GOAL:
All of the material below is to be returned exactly.

ITEMS:

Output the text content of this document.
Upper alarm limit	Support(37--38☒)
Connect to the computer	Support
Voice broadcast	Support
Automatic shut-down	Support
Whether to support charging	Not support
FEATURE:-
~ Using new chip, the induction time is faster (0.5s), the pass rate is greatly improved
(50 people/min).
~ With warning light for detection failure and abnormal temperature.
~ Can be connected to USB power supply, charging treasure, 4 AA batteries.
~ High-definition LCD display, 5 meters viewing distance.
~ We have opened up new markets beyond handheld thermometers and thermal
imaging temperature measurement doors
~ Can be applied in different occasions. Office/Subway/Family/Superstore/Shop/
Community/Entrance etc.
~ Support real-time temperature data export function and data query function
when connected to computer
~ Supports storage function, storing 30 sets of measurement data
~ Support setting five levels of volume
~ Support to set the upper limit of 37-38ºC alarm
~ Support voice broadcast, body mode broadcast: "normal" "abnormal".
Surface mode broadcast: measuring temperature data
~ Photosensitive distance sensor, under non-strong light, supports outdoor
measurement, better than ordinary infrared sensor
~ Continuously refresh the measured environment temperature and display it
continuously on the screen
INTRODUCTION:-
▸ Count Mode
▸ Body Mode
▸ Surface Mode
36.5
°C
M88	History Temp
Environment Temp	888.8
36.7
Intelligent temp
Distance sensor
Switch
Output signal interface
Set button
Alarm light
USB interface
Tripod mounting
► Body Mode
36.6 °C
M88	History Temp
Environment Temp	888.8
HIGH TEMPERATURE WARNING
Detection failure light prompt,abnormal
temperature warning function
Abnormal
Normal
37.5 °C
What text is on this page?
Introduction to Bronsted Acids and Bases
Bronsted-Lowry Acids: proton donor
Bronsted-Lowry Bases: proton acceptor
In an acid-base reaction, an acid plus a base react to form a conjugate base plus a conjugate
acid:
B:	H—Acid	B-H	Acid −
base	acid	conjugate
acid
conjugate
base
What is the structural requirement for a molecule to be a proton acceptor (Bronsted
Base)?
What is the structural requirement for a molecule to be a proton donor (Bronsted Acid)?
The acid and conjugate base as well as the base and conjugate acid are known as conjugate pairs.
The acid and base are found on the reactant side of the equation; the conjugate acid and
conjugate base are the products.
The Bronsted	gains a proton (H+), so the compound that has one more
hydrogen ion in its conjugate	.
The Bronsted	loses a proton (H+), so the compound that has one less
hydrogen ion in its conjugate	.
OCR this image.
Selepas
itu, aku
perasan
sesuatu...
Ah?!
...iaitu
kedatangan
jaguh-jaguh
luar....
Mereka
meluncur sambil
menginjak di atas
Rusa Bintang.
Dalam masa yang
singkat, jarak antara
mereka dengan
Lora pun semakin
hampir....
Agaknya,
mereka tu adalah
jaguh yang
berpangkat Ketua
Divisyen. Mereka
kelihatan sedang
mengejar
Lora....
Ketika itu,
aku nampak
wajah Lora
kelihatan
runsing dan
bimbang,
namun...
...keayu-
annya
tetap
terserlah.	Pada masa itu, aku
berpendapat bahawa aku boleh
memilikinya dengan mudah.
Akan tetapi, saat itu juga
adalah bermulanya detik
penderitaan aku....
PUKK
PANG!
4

TASK RESULT:
Output the text content of this document.
Upper alarm limit	Support(37--38☒)
Connect to the computer	Support
Voice broadcast	Support
Automatic shut-down	Support
Whether to support charging	Not support
FEATURE:-
~ Using new chip, the induction time is faster (0.5s), the pass rate is greatly improved
(50 people/min).
~ With warning light for detection failure and abnormal temperature.
~ Can be connected to USB power supply, charging treasure, 4 AA batteries.
~ High-definition LCD display, 5 meters viewing distance.
~ We have opened up new markets beyond handheld thermometers and thermal
imaging temperature measurement doors
~ Can be applied in different occasions. Office/Subway/Family/Superstore/Shop/
Community/Entrance etc.
~ Support real-time temperature data export function and data query function
when connected to computer
~ Supports storage function, storing 30 sets of measurement data
~ Support setting five levels of volume
~ Support to set the upper limit of 37-38ºC alarm
~ Support voice broadcast, body mode broadcast: "normal" "abnormal".
Surface mode broadcast: measuring temperature data
~ Photosensitive distance sensor, under non-strong light, supports outdoor
measurement, better than ordinary infrared sensor
~ Continuously refresh the measured environment temperature and display it
continuously on the screen
INTRODUCTION:-
▸ Count Mode
▸ Body Mode
▸ Surface Mode
36.5
°C
M88	History Temp
Environment Temp	888.8
36.7
Intelligent temp
Distance sensor
Switch
Output signal interface
Set button
Alarm light
USB interface
Tripod mounting
► Body Mode
36.6 °C
M88	History Temp
Environment Temp	888.8
HIGH TEMPERATURE WARNING
Detection failure light prompt,abnormal
temperature warning function
Abnormal
Normal
37.5 °C
What text is on this page?
Introduction to Bronsted Acids and Bases
Bronsted-Lowry Acids: proton donor
Bronsted-Lowry Bases: proton acceptor
In an acid-base reaction, an acid plus a base react to form a conjugate base plus a conjugate
acid:
B:	H—Acid	B-H	Acid −
base	acid	conjugate
acid
conjugate
base
What is the structural requirement for a molecule to be a proton acceptor (Bronsted
Base)?
What is the structural requirement for a molecule to be a proton donor (Bronsted Acid)?
The acid and conjugate base as well as the base and conjugate acid are known as conjugate pairs.
The acid and base are found on the reactant side of the equation; the conjugate acid and
conjugate base are the products.
The Bronsted	gains a proton (H+), so the compound that has one more
hydrogen ion in its conjugate	.
The Bronsted	loses a proton (H+), so the compound that has one less
hydrogen ion in its conjugate	.
OCR this image.
Selepas
itu, aku
perasan
sesuatu...
Ah?!
...iaitu
kedatangan
jaguh-jaguh
luar....
Mereka
meluncur sambil
menginjak di atas
Rusa Bintang.
Dalam masa yang
singkat, jarak antara
mereka dengan
Lora pun semakin
hampir....
Agaknya,
mereka tu adalah
jaguh yang
berpangkat Ketua
Divisyen. Mereka
kelihatan sedang
mengejar
Lora....
Ketika itu,
aku nampak
wajah Lora
kelihatan
runsing dan
bimbang,
namun...
...keayu-
annya
tetap
terserlah.	Pada masa itu, aku
berpendapat bahawa aku boleh
memilikinya dengan mudah.
Akan tetapi, saat itu juga
adalah bermulanya detik
penderitaan aku....
PUKK
PANG!
4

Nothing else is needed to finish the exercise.